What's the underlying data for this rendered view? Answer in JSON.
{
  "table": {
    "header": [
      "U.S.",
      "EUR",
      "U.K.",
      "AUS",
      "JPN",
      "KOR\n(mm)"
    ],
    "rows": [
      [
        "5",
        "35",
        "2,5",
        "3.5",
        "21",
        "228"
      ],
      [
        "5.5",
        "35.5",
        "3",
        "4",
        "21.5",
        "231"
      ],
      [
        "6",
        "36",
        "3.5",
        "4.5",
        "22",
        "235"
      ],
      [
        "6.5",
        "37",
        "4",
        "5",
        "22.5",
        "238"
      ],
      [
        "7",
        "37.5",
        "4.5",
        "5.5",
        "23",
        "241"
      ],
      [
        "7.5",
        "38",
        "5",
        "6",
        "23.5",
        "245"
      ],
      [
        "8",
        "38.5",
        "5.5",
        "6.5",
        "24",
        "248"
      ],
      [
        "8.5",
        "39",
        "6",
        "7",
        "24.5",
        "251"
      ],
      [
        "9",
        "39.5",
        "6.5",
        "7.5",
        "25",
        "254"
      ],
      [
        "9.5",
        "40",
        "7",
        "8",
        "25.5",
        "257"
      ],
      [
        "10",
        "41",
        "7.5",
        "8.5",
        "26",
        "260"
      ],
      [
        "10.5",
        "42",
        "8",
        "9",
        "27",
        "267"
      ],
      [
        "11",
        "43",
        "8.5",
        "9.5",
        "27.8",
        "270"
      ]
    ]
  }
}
_ _ _ _
Written request:
Copy out the whole listing exactly; please set it all down.

Result:
What's the underlying data for this rendered view? Answer in JSON.
{
  "table": {
    "header": [
      "U.S.",
      "EUR",
      "U.K.",
      "AUS",
      "JPN",
      "KOR\n(mm)"
    ],
    "rows": [
      [
        "5",
        "35",
        "2,5",
        "3.5",
        "21",
        "228"
      ],
      [
        "5.5",
        "35.5",
        "3",
        "4",
        "21.5",
        "231"
      ],
      [
        "6",
        "36",
        "3.5",
        "4.5",
        "22",
        "235"
      ],
      [
        "6.5",
        "37",
        "4",
        "5",
        "22.5",
        "238"
      ],
      [
        "7",
        "37.5",
        "4.5",
        "5.5",
        "23",
        "241"
      ],
      [
        "7.5",
        "38",
        "5",
        "6",
        "23.5",
        "245"
      ],
      [
        "8",
        "38.5",
        "5.5",
        "6.5",
        "24",
        "248"
      ],
      [
        "8.5",
        "39",
        "6",
        "7",
        "24.5",
        "251"
      ],
      [
        "9",
        "39.5",
        "6.5",
        "7.5",
        "25",
        "254"
      ],
      [
        "9.5",
        "40",
        "7",
        "8",
        "25.5",
        "257"
      ],
      [
        "10",
        "41",
        "7.5",
        "8.5",
        "26",
        "260"
      ],
      [
        "10.5",
        "42",
        "8",
        "9",
        "27",
        "267"
      ],
      [
        "11",
        "43",
        "8.5",
        "9.5",
        "27.8",
        "270"
      ]
    ]
  }
}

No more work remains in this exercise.